───── MATERIAL PROVIDED ─────

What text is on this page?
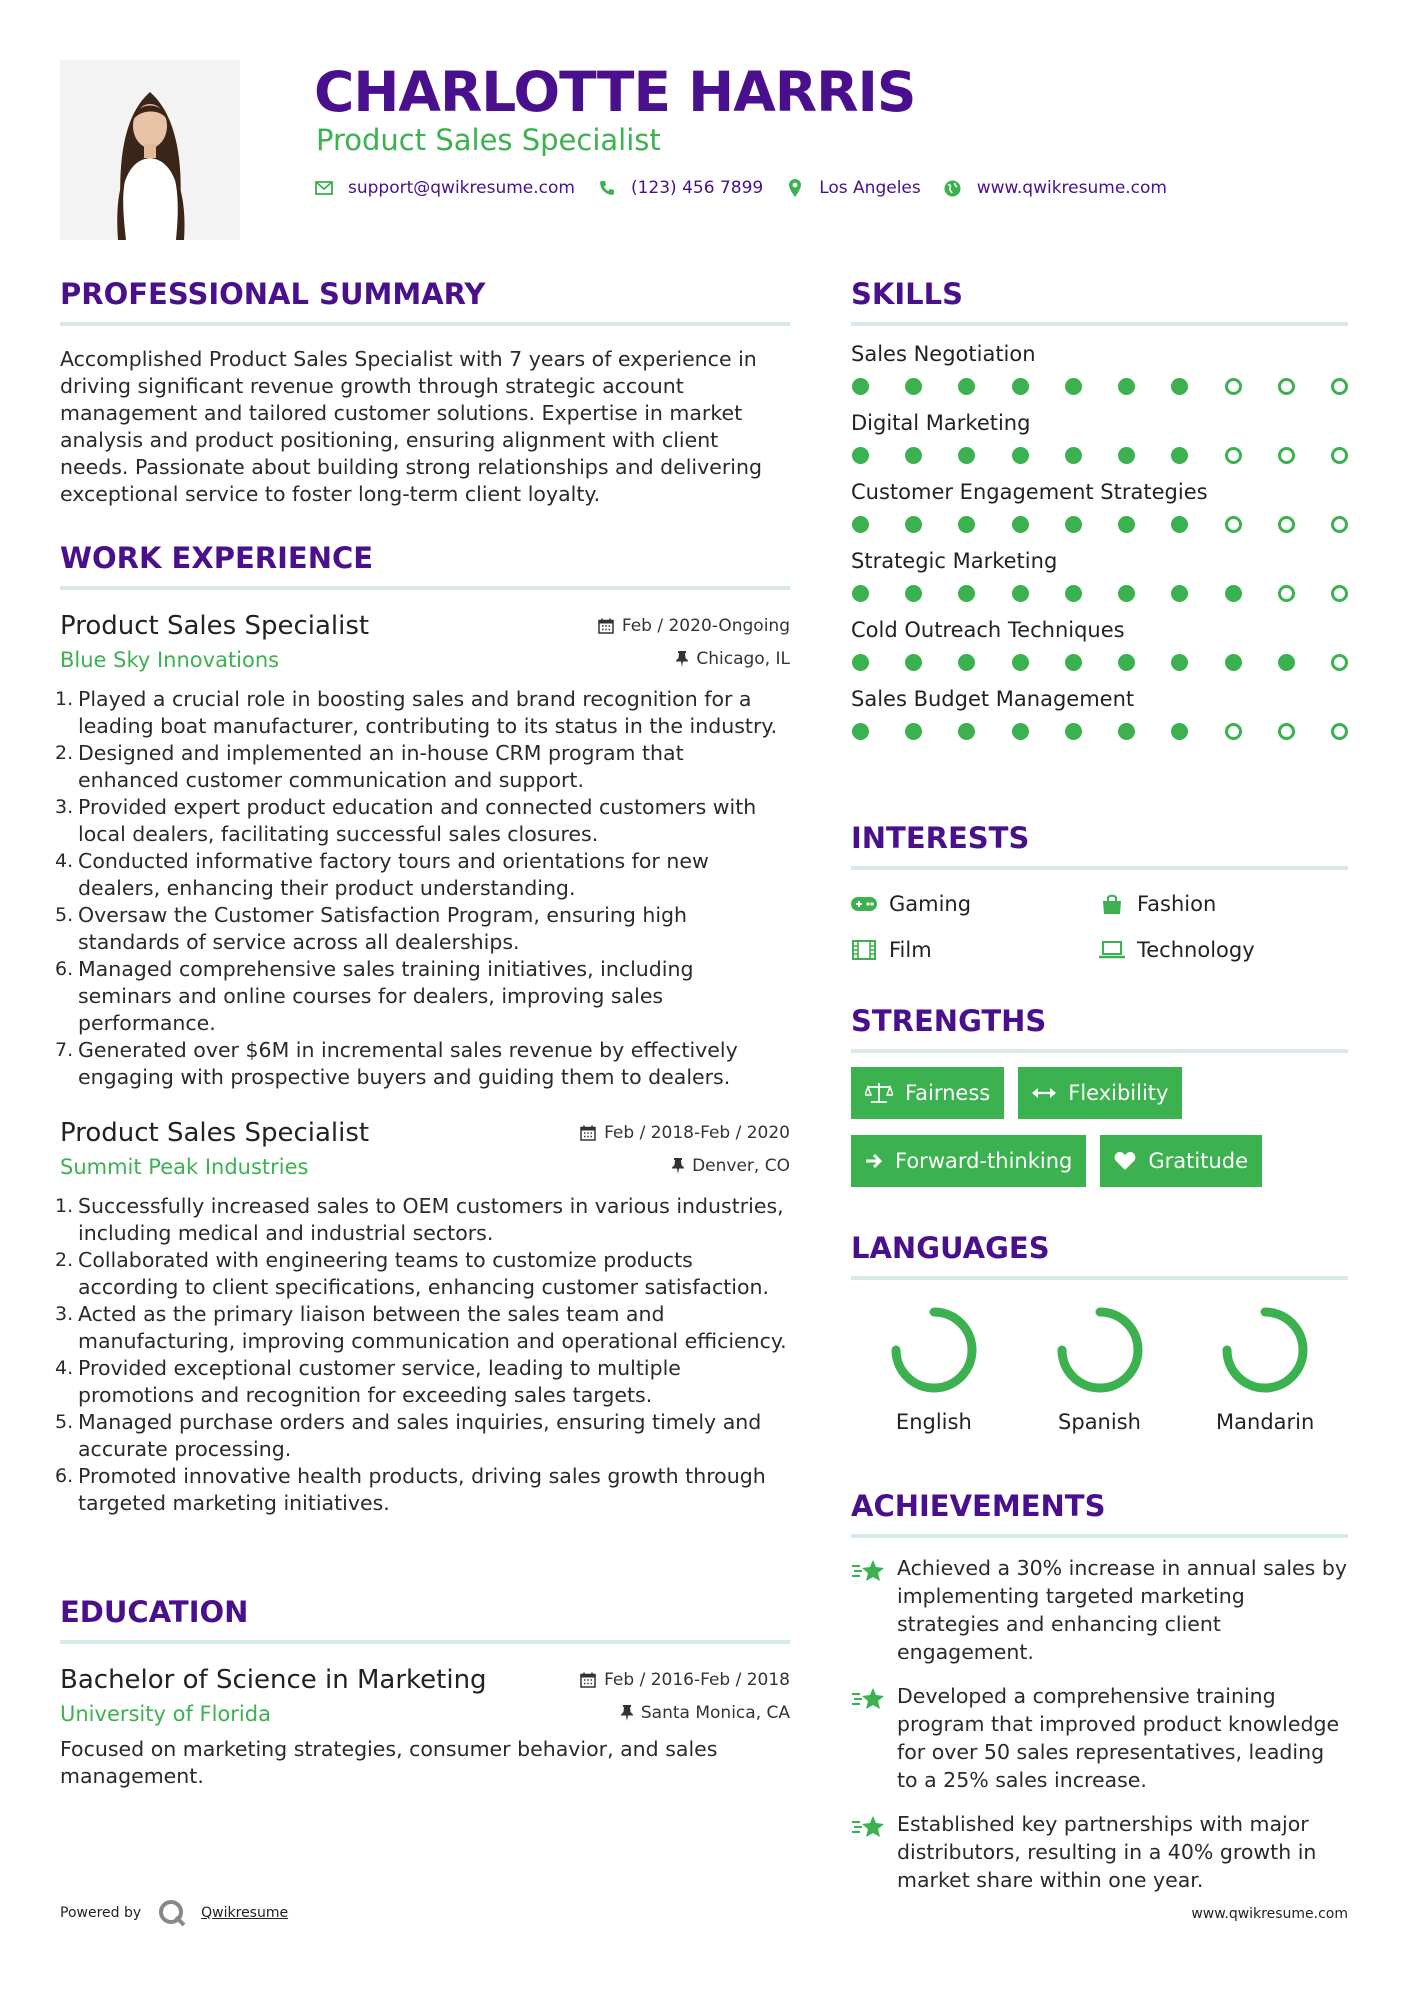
CHARLOTTE HARRIS
Product Sales Specialist
support@qwikresume.com	(123) 456 7899	Los Angeles	www.qwikresume.com
PROFESSIONAL SUMMARY

Accomplished Product Sales Specialist with 7 years of experience in driving significant revenue growth through strategic account management and tailored customer solutions. Expertise in market analysis and product positioning, ensuring alignment with client needs. Passionate about building strong relationships and delivering exceptional service to foster long-term client loyalty.

WORK EXPERIENCE
Product Sales Specialist	Feb / 2020-Ongoing
Blue Sky Innovations	Chicago, IL
1. Played a crucial role in boosting sales and brand recognition for a leading boat manufacturer, contributing to its status in the industry.
2. Designed and implemented an in-house CRM program that enhanced customer communication and support.
3. Provided expert product education and connected customers with local dealers, facilitating successful sales closures.
4. Conducted informative factory tours and orientations for new dealers, enhancing their product understanding.
5. Oversaw the Customer Satisfaction Program, ensuring high standards of service across all dealerships.
6. Managed comprehensive sales training initiatives, including seminars and online courses for dealers, improving sales performance.
7. Generated over $6M in incremental sales revenue by effectively engaging with prospective buyers and guiding them to dealers.
Product Sales Specialist	Feb / 2018-Feb / 2020
Summit Peak Industries	Denver, CO
1. Successfully increased sales to OEM customers in various industries, including medical and industrial sectors.
2. Collaborated with engineering teams to customize products according to client specifications, enhancing customer satisfaction.
3. Acted as the primary liaison between the sales team and manufacturing, improving communication and operational efficiency.
4. Provided exceptional customer service, leading to multiple promotions and recognition for exceeding sales targets.
5. Managed purchase orders and sales inquiries, ensuring timely and accurate processing.
6. Promoted innovative health products, driving sales growth through targeted marketing initiatives.
EDUCATION
Bachelor of Science in Marketing	Feb / 2016-Feb / 2018
University of Florida	Santa Monica, CA

Focused on marketing strategies, consumer behavior, and sales management.

SKILLS
Sales Negotiation
Digital Marketing
Customer Engagement Strategies
Strategic Marketing
Cold Outreach Techniques
Sales Budget Management
INTERESTS
Gaming	Fashion
Film	Technology
STRENGTHS
Fairness	Flexibility
Forward-thinking	Gratitude
LANGUAGES
English	Spanish	Mandarin
ACHIEVEMENTS
Achieved a 30% increase in annual sales by implementing targeted marketing strategies and enhancing client engagement.
Developed a comprehensive training program that improved product knowledge for over 50 sales representatives, leading to a 25% sales increase.
Established key partnerships with major distributors, resulting in a 40% growth in market share within one year.
Powered by	Qwikresume	www.qwikresume.com
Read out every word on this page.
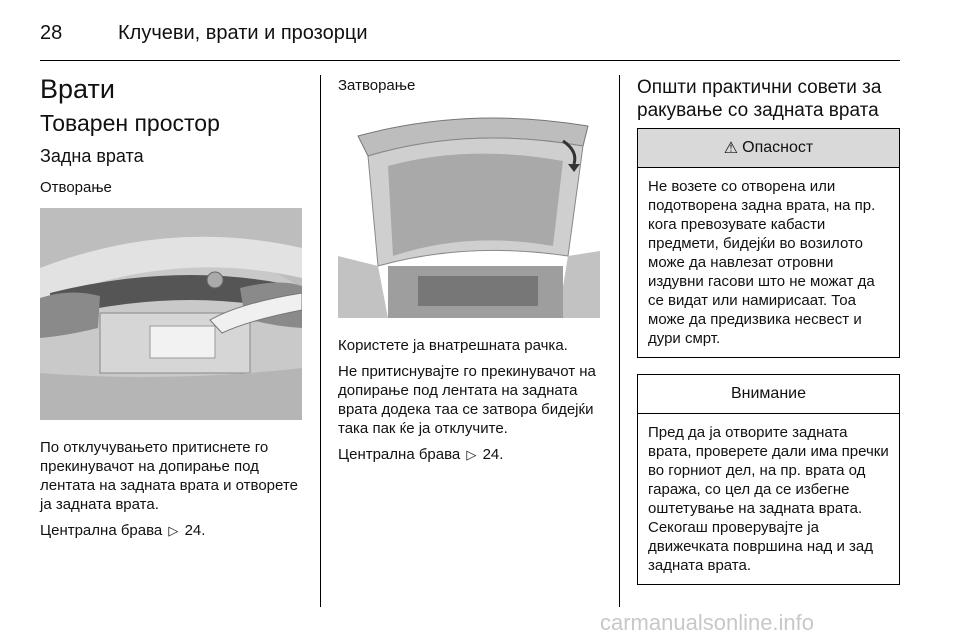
28	Клучеви, врати и прозорци
Врати
Товарен простор
Задна врата
Отворање

По отклучувањето притиснете го прекинувачот на допирање под лентата на задната врата и отворете ја задната врата.

Централна брава ▷ 24.

Затворање

Користете ја внатрешната рачка.

Не притиснувајте го прекинувачот на допирање под лентата на задната врата додека таа се затвора бидејќи така пак ќе ја отклучите.

Централна брава ▷ 24.

Општи практични совети за ракување со задната врата
⚠ Опасност
Не возете со отворена или подотворена задна врата, на пр. кога превозувате кабасти предмети, бидејќи во возилото може да навлезат отровни издувни гасови што не можат да се видат или намирисаат. Тоа може да предизвика несвест и дури смрт.
Внимание
Пред да ја отворите задната врата, проверете дали има пречки во горниот дел, на пр. врата од гаража, со цел да се избегне оштетување на задната врата. Секогаш проверувајте ја движечката површина над и зад задната врата.
carmanualsonline.info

─────

## TASK PROMPT
Pictures don't belong in the copy. Transcribe every record exactly as it appears.

## REPLY
What text is on this page?
CHARLOTTE HARRIS
Product Sales Specialist
support@qwikresume.com	(123) 456 7899	Los Angeles	www.qwikresume.com
PROFESSIONAL SUMMARY

Accomplished Product Sales Specialist with 7 years of experience in driving significant revenue growth through strategic account management and tailored customer solutions. Expertise in market analysis and product positioning, ensuring alignment with client needs. Passionate about building strong relationships and delivering exceptional service to foster long-term client loyalty.

WORK EXPERIENCE
Product Sales Specialist	Feb / 2020-Ongoing
Blue Sky Innovations	Chicago, IL
1. Played a crucial role in boosting sales and brand recognition for a leading boat manufacturer, contributing to its status in the industry.
2. Designed and implemented an in-house CRM program that enhanced customer communication and support.
3. Provided expert product education and connected customers with local dealers, facilitating successful sales closures.
4. Conducted informative factory tours and orientations for new dealers, enhancing their product understanding.
5. Oversaw the Customer Satisfaction Program, ensuring high standards of service across all dealerships.
6. Managed comprehensive sales training initiatives, including seminars and online courses for dealers, improving sales performance.
7. Generated over $6M in incremental sales revenue by effectively engaging with prospective buyers and guiding them to dealers.
Product Sales Specialist	Feb / 2018-Feb / 2020
Summit Peak Industries	Denver, CO
1. Successfully increased sales to OEM customers in various industries, including medical and industrial sectors.
2. Collaborated with engineering teams to customize products according to client specifications, enhancing customer satisfaction.
3. Acted as the primary liaison between the sales team and manufacturing, improving communication and operational efficiency.
4. Provided exceptional customer service, leading to multiple promotions and recognition for exceeding sales targets.
5. Managed purchase orders and sales inquiries, ensuring timely and accurate processing.
6. Promoted innovative health products, driving sales growth through targeted marketing initiatives.
EDUCATION
Bachelor of Science in Marketing	Feb / 2016-Feb / 2018
University of Florida	Santa Monica, CA

Focused on marketing strategies, consumer behavior, and sales management.

SKILLS
Sales Negotiation
Digital Marketing
Customer Engagement Strategies
Strategic Marketing
Cold Outreach Techniques
Sales Budget Management
INTERESTS
Gaming	Fashion
Film	Technology
STRENGTHS
Fairness	Flexibility
Forward-thinking	Gratitude
LANGUAGES
English	Spanish	Mandarin
ACHIEVEMENTS
Achieved a 30% increase in annual sales by implementing targeted marketing strategies and enhancing client engagement.
Developed a comprehensive training program that improved product knowledge for over 50 sales representatives, leading to a 25% sales increase.
Established key partnerships with major distributors, resulting in a 40% growth in market share within one year.
Powered by	Qwikresume	www.qwikresume.com
Read out every word on this page.
28	Клучеви, врати и прозорци
Врати
Товарен простор
Задна врата
Отворање

По отклучувањето притиснете го прекинувачот на допирање под лентата на задната врата и отворете ја задната врата.

Централна брава ▷ 24.

Затворање

Користете ја внатрешната рачка.

Не притиснувајте го прекинувачот на допирање под лентата на задната врата додека таа се затвора бидејќи така пак ќе ја отклучите.

Централна брава ▷ 24.

Општи практични совети за ракување со задната врата
⚠ Опасност
Не возете со отворена или подотворена задна врата, на пр. кога превозувате кабасти предмети, бидејќи во возилото може да навлезат отровни издувни гасови што не можат да се видат или намирисаат. Тоа може да предизвика несвест и дури смрт.
Внимание
Пред да ја отворите задната врата, проверете дали има пречки во горниот дел, на пр. врата од гаража, со цел да се избегне оштетување на задната врата. Секогаш проверувајте ја движечката површина над и зад задната врата.
carmanualsonline.info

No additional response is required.